=== Data shown ===
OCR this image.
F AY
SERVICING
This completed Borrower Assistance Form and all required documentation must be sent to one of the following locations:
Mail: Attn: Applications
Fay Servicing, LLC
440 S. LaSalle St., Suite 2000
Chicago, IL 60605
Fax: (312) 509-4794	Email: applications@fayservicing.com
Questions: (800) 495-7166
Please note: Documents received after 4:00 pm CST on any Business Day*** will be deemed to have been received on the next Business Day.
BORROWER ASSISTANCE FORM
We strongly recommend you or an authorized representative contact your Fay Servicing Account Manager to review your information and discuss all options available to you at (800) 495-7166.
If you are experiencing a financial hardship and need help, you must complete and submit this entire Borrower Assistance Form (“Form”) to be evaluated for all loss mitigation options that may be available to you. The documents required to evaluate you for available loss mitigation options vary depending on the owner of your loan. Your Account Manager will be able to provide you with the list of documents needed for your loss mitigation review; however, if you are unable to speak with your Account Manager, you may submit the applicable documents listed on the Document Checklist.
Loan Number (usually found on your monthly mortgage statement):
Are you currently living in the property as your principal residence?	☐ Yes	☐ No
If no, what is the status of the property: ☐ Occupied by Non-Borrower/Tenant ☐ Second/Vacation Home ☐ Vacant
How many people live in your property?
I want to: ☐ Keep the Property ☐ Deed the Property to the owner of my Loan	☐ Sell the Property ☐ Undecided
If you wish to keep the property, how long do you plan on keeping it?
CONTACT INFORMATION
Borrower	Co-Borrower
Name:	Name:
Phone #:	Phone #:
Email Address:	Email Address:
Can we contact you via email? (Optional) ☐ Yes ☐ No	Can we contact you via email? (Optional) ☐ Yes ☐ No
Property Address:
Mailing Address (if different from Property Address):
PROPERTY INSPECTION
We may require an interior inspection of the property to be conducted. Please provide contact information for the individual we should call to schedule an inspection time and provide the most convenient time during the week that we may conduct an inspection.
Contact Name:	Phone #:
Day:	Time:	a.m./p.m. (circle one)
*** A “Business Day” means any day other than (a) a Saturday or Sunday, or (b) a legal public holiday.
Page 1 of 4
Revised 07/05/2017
===
Prompt | Copy all the entries verbatim.

Finished task |
OCR this image.
F AY
SERVICING
This completed Borrower Assistance Form and all required documentation must be sent to one of the following locations:
Mail: Attn: Applications
Fay Servicing, LLC
440 S. LaSalle St., Suite 2000
Chicago, IL 60605
Fax: (312) 509-4794	Email: applications@fayservicing.com
Questions: (800) 495-7166
Please note: Documents received after 4:00 pm CST on any Business Day*** will be deemed to have been received on the next Business Day.
BORROWER ASSISTANCE FORM
We strongly recommend you or an authorized representative contact your Fay Servicing Account Manager to review your information and discuss all options available to you at (800) 495-7166.
If you are experiencing a financial hardship and need help, you must complete and submit this entire Borrower Assistance Form (“Form”) to be evaluated for all loss mitigation options that may be available to you. The documents required to evaluate you for available loss mitigation options vary depending on the owner of your loan. Your Account Manager will be able to provide you with the list of documents needed for your loss mitigation review; however, if you are unable to speak with your Account Manager, you may submit the applicable documents listed on the Document Checklist.
Loan Number (usually found on your monthly mortgage statement):
Are you currently living in the property as your principal residence?	☐ Yes	☐ No
If no, what is the status of the property: ☐ Occupied by Non-Borrower/Tenant ☐ Second/Vacation Home ☐ Vacant
How many people live in your property?
I want to: ☐ Keep the Property ☐ Deed the Property to the owner of my Loan	☐ Sell the Property ☐ Undecided
If you wish to keep the property, how long do you plan on keeping it?
CONTACT INFORMATION
Borrower	Co-Borrower
Name:	Name:
Phone #:	Phone #:
Email Address:	Email Address:
Can we contact you via email? (Optional) ☐ Yes ☐ No	Can we contact you via email? (Optional) ☐ Yes ☐ No
Property Address:
Mailing Address (if different from Property Address):
PROPERTY INSPECTION
We may require an interior inspection of the property to be conducted. Please provide contact information for the individual we should call to schedule an inspection time and provide the most convenient time during the week that we may conduct an inspection.
Contact Name:	Phone #:
Day:	Time:	a.m./p.m. (circle one)
*** A “Business Day” means any day other than (a) a Saturday or Sunday, or (b) a legal public holiday.
Page 1 of 4
Revised 07/05/2017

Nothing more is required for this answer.